### DIRECTIONS FOR THIS TASK
Please render the lines of the listing below, from the line holding "check-icon (195, 591, 206, 599)" through the line holding "drag-handle-icon[interactable] (165, 387, 177, 400)" (both ends included), as a Markdown table with an "Index" column for the row number and a "Text" column for the line. Leave out any blank lines.

--

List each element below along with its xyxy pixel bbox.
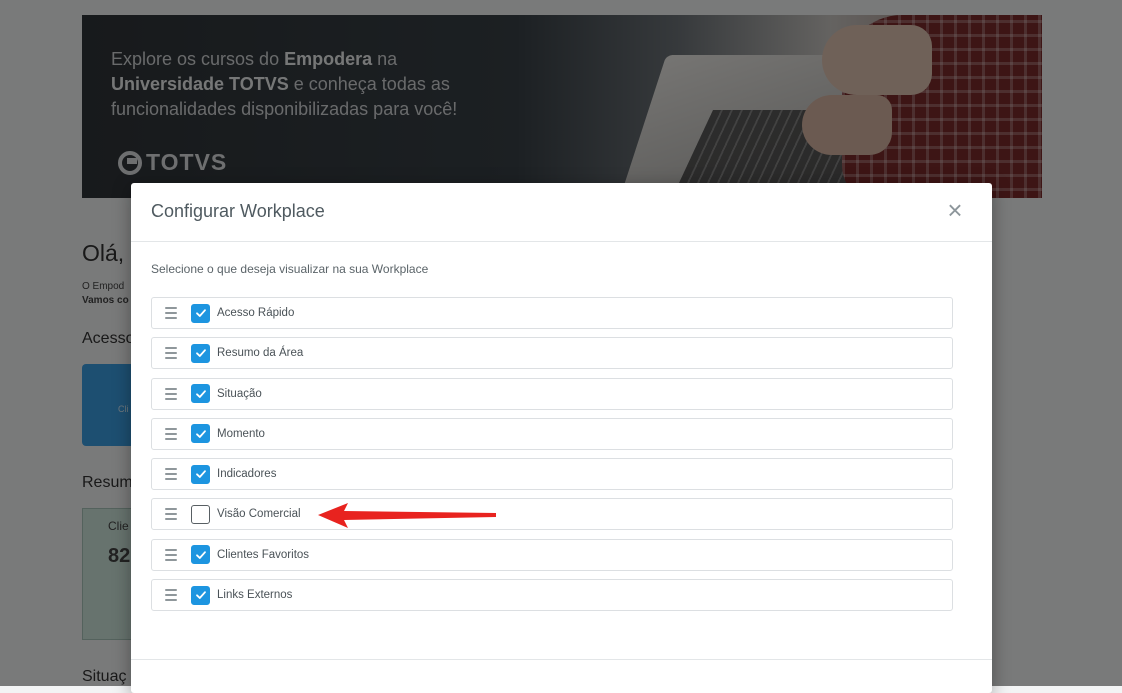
check-icon (195, 591, 206, 599)
modal-subtitle: Selecione o que deseja visualizar na sua… (151, 262, 429, 276)
modal-footer-divider (131, 659, 992, 660)
item-label: Momento (217, 427, 265, 440)
drag-handle-icon[interactable] (165, 427, 177, 440)
item-checkbox[interactable] (191, 303, 210, 323)
workplace-item[interactable]: Clientes Favoritos (151, 538, 953, 571)
modal-title: Configurar Workplace (151, 201, 325, 221)
drag-handle-icon[interactable] (165, 508, 177, 521)
check-icon (195, 470, 206, 479)
workplace-item[interactable]: Resumo da Área (151, 337, 953, 370)
workplace-item[interactable]: Visão Comercial (151, 498, 953, 531)
drag-handle-icon[interactable] (165, 548, 177, 561)
item-label: Links Externos (217, 589, 293, 602)
drag-handle-icon[interactable] (165, 347, 177, 360)
workplace-item[interactable]: Indicadores (151, 458, 953, 491)
modal-header: Configurar Workplace × (131, 183, 992, 242)
drag-handle-icon[interactable] (165, 387, 177, 400)
item-label: Acesso Rápido (217, 307, 295, 319)
check-icon (195, 349, 206, 358)
item-checkbox[interactable] (191, 384, 210, 404)
check-icon (195, 309, 206, 317)
item-label: Resumo da Área (217, 347, 304, 360)
workplace-item[interactable]: Acesso Rápido (151, 297, 953, 329)
item-checkbox[interactable] (191, 343, 210, 363)
workplace-item[interactable]: Momento (151, 417, 953, 450)
item-label: Indicadores (217, 468, 277, 481)
item-checkbox[interactable] (191, 545, 210, 565)
drag-handle-icon[interactable] (165, 589, 177, 602)
item-checkbox[interactable] (191, 504, 210, 524)
check-icon (195, 389, 206, 398)
workplace-item[interactable]: Situação (151, 377, 953, 410)
check-icon (195, 551, 206, 559)
drag-handle-icon[interactable] (165, 307, 177, 319)
drag-handle-icon[interactable] (165, 468, 177, 481)
item-checkbox[interactable] (191, 464, 210, 484)
item-checkbox[interactable] (191, 424, 210, 444)
item-label: Clientes Favoritos (217, 548, 310, 561)
configure-workplace-modal: Configurar Workplace × Selecione o que d… (131, 183, 992, 693)
check-icon (195, 430, 206, 438)
item-checkbox[interactable] (191, 585, 210, 605)
item-label: Situação (217, 387, 262, 400)
workplace-item[interactable]: Links Externos (151, 579, 953, 612)
close-button[interactable]: × (944, 197, 966, 223)
close-icon[interactable]: × (947, 195, 962, 225)
workplace-items-list: Acesso Rápido Resumo da Área Situação Momen… (151, 297, 953, 619)
annotation-arrow-icon (318, 503, 496, 528)
item-label: Visão Comercial (217, 508, 301, 521)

--

### OUTPUT OF THE TASK
| Index | Text |
|---|---|
| 1 | check-icon (195, 591, 206, 599) |
| 2 | modal-subtitle: Selecione o que deseja visualizar na sua… (151, 262, 429, 276) |
| 3 | modal-footer-divider (131, 659, 992, 660) |
| 4 | item-label: Momento (217, 427, 265, 440) |
| 5 | drag-handle-icon[interactable] (165, 427, 177, 440) |
| 6 | item-checkbox[interactable] (191, 303, 210, 323) |
| 7 | workplace-item[interactable]: Clientes Favoritos (151, 538, 953, 571) |
| 8 | modal-title: Configurar Workplace (151, 201, 325, 221) |
| 9 | drag-handle-icon[interactable] (165, 508, 177, 521) |
| 10 | check-icon (195, 470, 206, 479) |
| 11 | workplace-item[interactable]: Resumo da Área (151, 337, 953, 370) |
| 12 | workplace-item[interactable]: Visão Comercial (151, 498, 953, 531) |
| 13 | drag-handle-icon[interactable] (165, 548, 177, 561) |
| 14 | item-label: Links Externos (217, 589, 293, 602) |
| 15 | drag-handle-icon[interactable] (165, 347, 177, 360) |
| 16 | workplace-item[interactable]: Indicadores (151, 458, 953, 491) |
| 17 | modal-header: Configurar Workplace × (131, 183, 992, 242) |
| 18 | drag-handle-icon[interactable] (165, 387, 177, 400) |